━━━ AVAILABLE RECORDS ━━━

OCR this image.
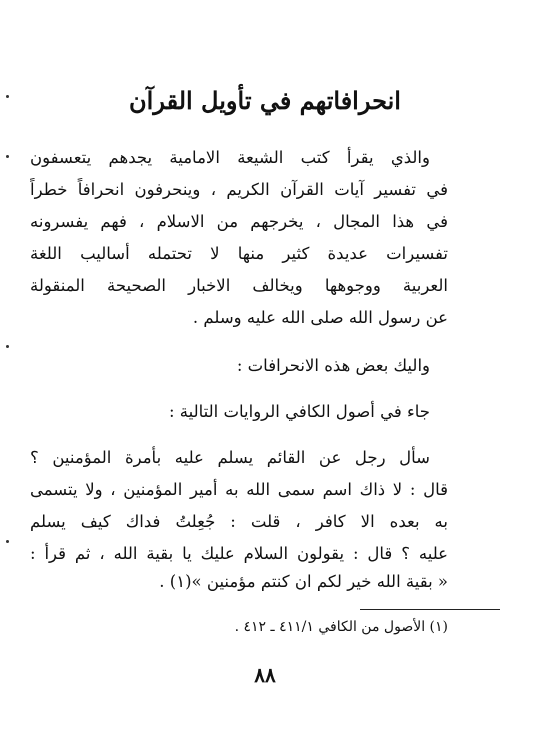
انحرافاتهم في تأويل القرآن
والذي يقرأ كتب الشيعة الامامية يجدهم يتعسفون
في تفسير آيات القرآن الكريم ، وينحرفون انحرافاً خطراً
في هذا المجال ، يخرجهم من الاسلام ، فهم يفسرونه
تفسيرات عديدة كثير منها لا تحتمله أساليب اللغة
العربية ووجوهها ويخالف الاخبار الصحيحة المنقولة
عن رسول الله صلى الله عليه وسلم .
واليك بعض هذه الانحرافات :
جاء في أصول الكافي الروايات التالية :
سأل رجل عن القائم يسلم عليه بأمرة المؤمنين ؟
قال : لا ذاك اسم سمى الله به أمير المؤمنين ، ولا يتسمى
به بعده الا كافر ، قلت : جُعِلتُ فداك كيف يسلم
عليه ؟ قال : يقولون السلام عليك يا بقية الله ، ثم قرأ :
« بقية الله خير لكم ان كنتم مؤمنين »(١) .
(١) الأصول من الكافي ٤١١/١ ـ ٤١٢ .
٨٨
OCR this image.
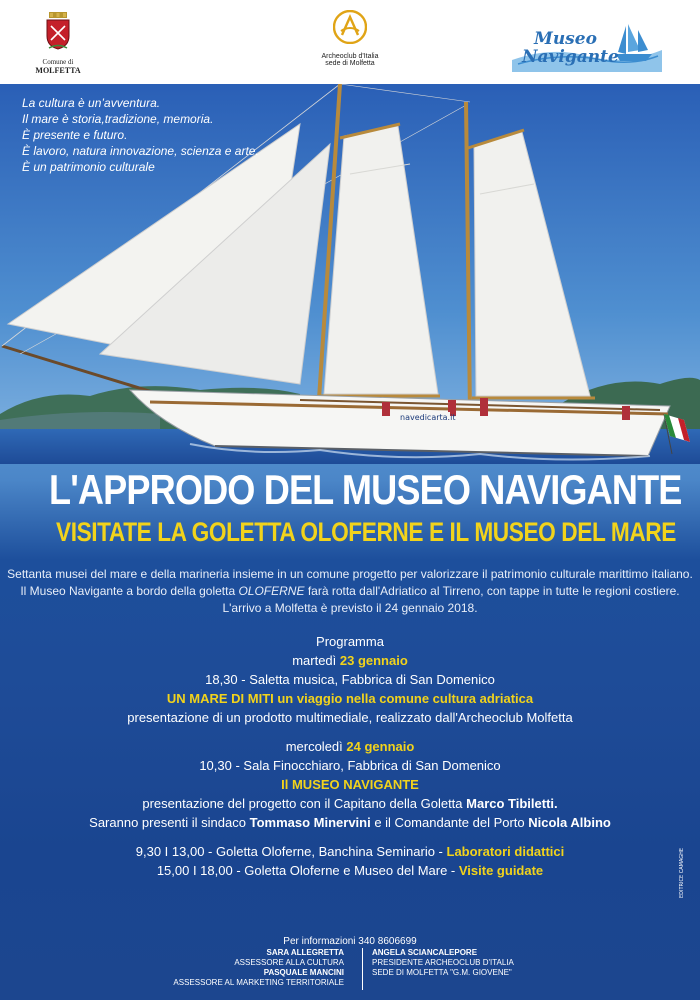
Comune di
MOLFETTA
Archeoclub d'Italia
sede di Molfetta
Museo
Navigante
navedicarta.it
La cultura è un’avventura.
Il mare è storia,tradizione, memoria.
È presente e futuro.
È lavoro, natura innovazione, scienza e arte.
È un patrimonio culturale
L'APPRODO DEL MUSEO NAVIGANTE
VISITATE LA GOLETTA OLOFERNE E IL MUSEO DEL MARE
Settanta musei del mare e della marineria insieme in un comune progetto per valorizzare il patrimonio culturale marittimo italiano.
Il Museo Navigante a bordo della goletta OLOFERNE farà rotta dall'Adriatico al Tirreno, con tappe in tutte le regioni costiere.
L'arrivo a Molfetta è previsto il 24 gennaio 2018.
Programma
martedì 23 gennaio
18,30 - Saletta musica, Fabbrica di San Domenico
UN MARE DI MITI un viaggio nella comune cultura adriatica
presentazione di un prodotto multimediale, realizzato dall'Archeoclub Molfetta
mercoledì 24 gennaio
10,30 - Sala Finocchiaro, Fabbrica di San Domenico
Il MUSEO NAVIGANTE
presentazione del progetto con il Capitano della Goletta Marco Tibiletti.
Saranno presenti il sindaco Tommaso Minervini e il Comandante del Porto Nicola Albino
9,30 I 13,00 - Goletta Oloferne, Banchina Seminario - Laboratori didattici
15,00 I 18,00 - Goletta Oloferne e Museo del Mare - Visite guidate
Per informazioni 340 8606699
SARA ALLEGRETTA
ASSESSORE ALLA CULTURA
PASQUALE MANCINI
ASSESSORE AL MARKETING TERRITORIALE
ANGELA SCIANCALEPORE
PRESIDENTE ARCHEOCLUB D'ITALIA
SEDE DI MOLFETTA "G.M. GIOVENE"
EDITRICE CAMAGHE
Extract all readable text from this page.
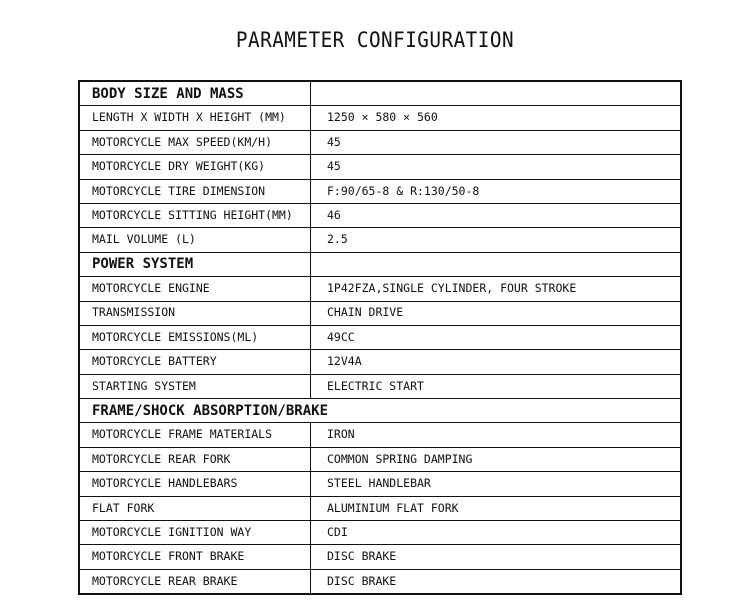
PARAMETER CONFIGURATION
BODY SIZE AND MASS	
LENGTH X WIDTH X HEIGHT (MM)	1250 × 580 × 560
MOTORCYCLE MAX SPEED(KM/H)	45
MOTORCYCLE DRY WEIGHT(KG)	45
MOTORCYCLE TIRE DIMENSION	F:90/65-8 & R:130/50-8
MOTORCYCLE SITTING HEIGHT(MM)	46
MAIL VOLUME (L)	2.5
POWER SYSTEM	
MOTORCYCLE ENGINE	1P42FZA,SINGLE CYLINDER, FOUR STROKE
TRANSMISSION	CHAIN DRIVE
MOTORCYCLE EMISSIONS(ML)	49CC
MOTORCYCLE BATTERY	12V4A
STARTING SYSTEM	ELECTRIC START
FRAME/SHOCK ABSORPTION/BRAKE	
MOTORCYCLE FRAME MATERIALS	IRON
MOTORCYCLE REAR FORK	COMMON SPRING DAMPING
MOTORCYCLE HANDLEBARS	STEEL HANDLEBAR
FLAT FORK	ALUMINIUM FLAT FORK
MOTORCYCLE IGNITION WAY	CDI
MOTORCYCLE FRONT BRAKE	DISC BRAKE
MOTORCYCLE REAR BRAKE	DISC BRAKE
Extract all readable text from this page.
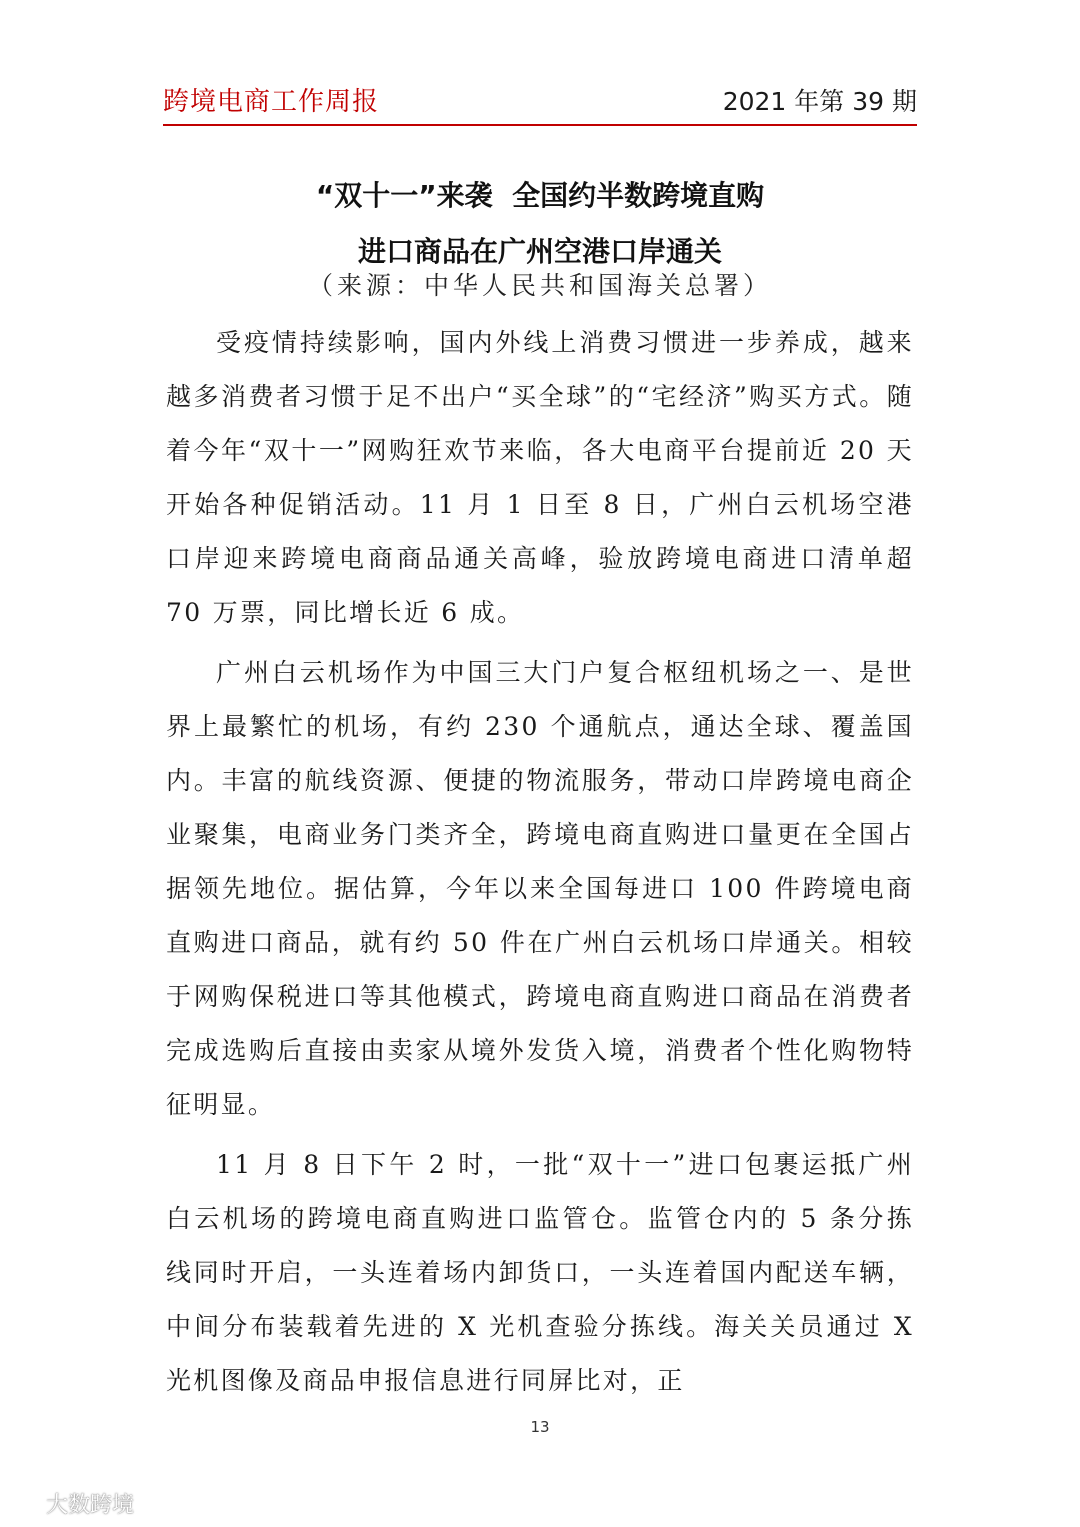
跨境电商工作周报	2021 年第 39 期
“双十一”来袭  全国约半数跨境直购
进口商品在广州空港口岸通关
（来源：中华人民共和国海关总署）

受疫情持续影响，国内外线上消费习惯进一步养成，越来越多消费者习惯于足不出户“买全球”的“宅经济”购买方式。随着今年“双十一”网购狂欢节来临，各大电商平台提前近 20 天开始各种促销活动。11 月 1 日至 8 日，广州白云机场空港口岸迎来跨境电商商品通关高峰，验放跨境电商进口清单超 70 万票，同比增长近 6 成。

广州白云机场作为中国三大门户复合枢纽机场之一、是世界上最繁忙的机场，有约 230 个通航点，通达全球、覆盖国内。丰富的航线资源、便捷的物流服务，带动口岸跨境电商企业聚集，电商业务门类齐全，跨境电商直购进口量更在全国占据领先地位。据估算，今年以来全国每进口 100 件跨境电商直购进口商品，就有约 50 件在广州白云机场口岸通关。相较于网购保税进口等其他模式，跨境电商直购进口商品在消费者完成选购后直接由卖家从境外发货入境，消费者个性化购物特征明显。

11 月 8 日下午 2 时，一批“双十一”进口包裹运抵广州白云机场的跨境电商直购进口监管仓。监管仓内的 5 条分拣线同时开启，一头连着场内卸货口，一头连着国内配送车辆，中间分布装载着先进的 X 光机查验分拣线。海关关员通过 X 光机图像及商品申报信息进行同屏比对，正

13
大数跨境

━━━

* YOUR OBJECTIVE *
Give the number of lines in the records that contain the string "della", with no other output.

* RESULT FOR THIS TASK *
3